Stored data
┌──

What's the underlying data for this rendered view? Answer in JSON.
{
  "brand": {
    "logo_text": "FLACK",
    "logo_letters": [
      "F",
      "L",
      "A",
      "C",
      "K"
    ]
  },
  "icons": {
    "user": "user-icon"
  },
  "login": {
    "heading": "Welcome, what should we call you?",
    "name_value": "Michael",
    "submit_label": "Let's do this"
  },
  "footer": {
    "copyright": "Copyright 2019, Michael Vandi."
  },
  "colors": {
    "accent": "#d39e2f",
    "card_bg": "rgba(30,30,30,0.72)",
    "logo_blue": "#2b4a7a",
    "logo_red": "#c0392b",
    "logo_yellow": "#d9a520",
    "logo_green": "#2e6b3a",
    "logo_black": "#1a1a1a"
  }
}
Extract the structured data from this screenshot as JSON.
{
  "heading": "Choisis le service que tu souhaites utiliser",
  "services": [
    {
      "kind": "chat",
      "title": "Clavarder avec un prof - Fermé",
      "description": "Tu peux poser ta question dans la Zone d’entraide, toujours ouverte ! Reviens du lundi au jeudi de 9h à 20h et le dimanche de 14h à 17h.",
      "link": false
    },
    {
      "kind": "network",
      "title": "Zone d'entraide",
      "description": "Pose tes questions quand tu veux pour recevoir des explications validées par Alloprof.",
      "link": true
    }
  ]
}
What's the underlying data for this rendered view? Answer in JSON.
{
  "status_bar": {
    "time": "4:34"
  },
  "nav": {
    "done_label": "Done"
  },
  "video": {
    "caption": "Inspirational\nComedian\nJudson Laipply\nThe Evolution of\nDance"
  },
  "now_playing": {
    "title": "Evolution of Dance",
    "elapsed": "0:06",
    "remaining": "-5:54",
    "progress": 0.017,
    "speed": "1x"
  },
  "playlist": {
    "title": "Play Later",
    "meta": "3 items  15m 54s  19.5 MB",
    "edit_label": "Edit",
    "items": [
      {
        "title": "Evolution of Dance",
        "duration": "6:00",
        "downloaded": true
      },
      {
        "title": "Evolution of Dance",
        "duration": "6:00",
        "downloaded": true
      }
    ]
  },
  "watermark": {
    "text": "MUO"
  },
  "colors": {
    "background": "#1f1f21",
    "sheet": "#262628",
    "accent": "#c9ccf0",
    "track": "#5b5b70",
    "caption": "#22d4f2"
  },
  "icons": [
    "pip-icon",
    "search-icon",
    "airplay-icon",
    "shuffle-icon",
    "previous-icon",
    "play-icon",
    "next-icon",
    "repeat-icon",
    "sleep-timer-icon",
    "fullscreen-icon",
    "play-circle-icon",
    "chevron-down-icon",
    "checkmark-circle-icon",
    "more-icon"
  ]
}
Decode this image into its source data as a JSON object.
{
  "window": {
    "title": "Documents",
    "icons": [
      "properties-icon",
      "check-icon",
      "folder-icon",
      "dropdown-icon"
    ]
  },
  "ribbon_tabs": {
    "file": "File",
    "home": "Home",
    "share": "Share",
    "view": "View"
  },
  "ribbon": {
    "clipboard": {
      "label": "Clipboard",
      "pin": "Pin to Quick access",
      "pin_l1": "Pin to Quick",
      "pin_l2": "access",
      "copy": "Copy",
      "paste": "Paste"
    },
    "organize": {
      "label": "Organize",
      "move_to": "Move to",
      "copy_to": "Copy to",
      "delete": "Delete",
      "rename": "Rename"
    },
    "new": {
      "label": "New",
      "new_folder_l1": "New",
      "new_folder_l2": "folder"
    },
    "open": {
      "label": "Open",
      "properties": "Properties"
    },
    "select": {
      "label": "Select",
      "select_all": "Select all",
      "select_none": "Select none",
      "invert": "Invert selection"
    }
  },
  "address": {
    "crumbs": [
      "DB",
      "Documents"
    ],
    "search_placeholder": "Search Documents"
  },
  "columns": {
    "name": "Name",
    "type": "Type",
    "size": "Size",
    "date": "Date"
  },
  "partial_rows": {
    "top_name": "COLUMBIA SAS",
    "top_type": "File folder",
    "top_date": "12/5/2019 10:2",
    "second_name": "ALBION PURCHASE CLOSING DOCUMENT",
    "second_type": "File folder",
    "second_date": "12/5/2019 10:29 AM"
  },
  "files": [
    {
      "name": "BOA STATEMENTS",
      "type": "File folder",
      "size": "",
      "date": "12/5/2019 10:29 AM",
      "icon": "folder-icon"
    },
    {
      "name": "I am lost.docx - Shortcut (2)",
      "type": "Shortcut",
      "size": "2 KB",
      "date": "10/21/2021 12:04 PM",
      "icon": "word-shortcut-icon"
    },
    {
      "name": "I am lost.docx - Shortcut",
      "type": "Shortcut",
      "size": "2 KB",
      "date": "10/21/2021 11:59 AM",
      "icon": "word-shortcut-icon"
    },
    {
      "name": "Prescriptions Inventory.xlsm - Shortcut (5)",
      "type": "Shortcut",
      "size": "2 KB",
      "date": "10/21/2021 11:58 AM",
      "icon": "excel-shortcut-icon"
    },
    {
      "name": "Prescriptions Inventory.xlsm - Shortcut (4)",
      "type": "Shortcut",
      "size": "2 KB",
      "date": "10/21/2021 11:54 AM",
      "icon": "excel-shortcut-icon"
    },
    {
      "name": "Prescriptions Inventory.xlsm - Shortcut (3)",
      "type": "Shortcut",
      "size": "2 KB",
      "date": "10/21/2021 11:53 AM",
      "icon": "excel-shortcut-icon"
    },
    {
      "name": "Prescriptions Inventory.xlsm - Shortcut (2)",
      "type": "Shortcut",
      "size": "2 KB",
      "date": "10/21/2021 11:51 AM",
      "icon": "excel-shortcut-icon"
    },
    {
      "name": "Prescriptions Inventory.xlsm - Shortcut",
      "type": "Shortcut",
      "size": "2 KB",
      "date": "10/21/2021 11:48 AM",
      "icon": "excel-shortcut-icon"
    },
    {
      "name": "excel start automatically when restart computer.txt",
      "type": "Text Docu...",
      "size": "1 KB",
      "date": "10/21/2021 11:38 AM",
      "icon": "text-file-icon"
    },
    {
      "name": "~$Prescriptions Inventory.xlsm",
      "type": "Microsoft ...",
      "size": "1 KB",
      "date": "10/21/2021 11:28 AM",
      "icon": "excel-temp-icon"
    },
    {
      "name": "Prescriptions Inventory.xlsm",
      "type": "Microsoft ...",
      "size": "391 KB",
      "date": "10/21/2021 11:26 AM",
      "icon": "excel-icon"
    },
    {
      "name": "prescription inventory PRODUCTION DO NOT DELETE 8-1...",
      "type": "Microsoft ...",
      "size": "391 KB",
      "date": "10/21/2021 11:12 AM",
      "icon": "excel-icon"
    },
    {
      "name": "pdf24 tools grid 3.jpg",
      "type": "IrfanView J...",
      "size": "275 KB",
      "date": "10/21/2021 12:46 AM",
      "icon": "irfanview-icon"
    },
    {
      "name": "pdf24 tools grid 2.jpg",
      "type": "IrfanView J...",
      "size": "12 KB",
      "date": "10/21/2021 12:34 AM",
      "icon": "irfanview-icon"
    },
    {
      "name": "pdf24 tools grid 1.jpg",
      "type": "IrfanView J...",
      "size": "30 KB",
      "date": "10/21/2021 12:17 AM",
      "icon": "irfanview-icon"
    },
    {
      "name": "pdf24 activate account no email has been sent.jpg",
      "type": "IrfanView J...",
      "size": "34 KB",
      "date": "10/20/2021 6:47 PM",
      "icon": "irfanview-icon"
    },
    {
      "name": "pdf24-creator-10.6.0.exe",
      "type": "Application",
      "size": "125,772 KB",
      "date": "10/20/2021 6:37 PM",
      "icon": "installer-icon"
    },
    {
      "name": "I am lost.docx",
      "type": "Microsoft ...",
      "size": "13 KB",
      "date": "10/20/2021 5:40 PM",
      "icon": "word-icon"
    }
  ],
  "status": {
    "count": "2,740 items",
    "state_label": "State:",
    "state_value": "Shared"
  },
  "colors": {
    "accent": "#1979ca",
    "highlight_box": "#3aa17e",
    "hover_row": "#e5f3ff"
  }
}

└──

*Requirements*
Among the entries above, identify all lines with "description" and copy them.

*Complete answer*
      "description": "Tu peux poser ta question dans la Zone d’entraide, toujours ouverte ! Reviens du lundi au jeudi de 9h à 20h et le dimanche de 14h à 17h.",
      "description": "Pose tes questions quand tu veux pour recevoir des explications validées par Alloprof.",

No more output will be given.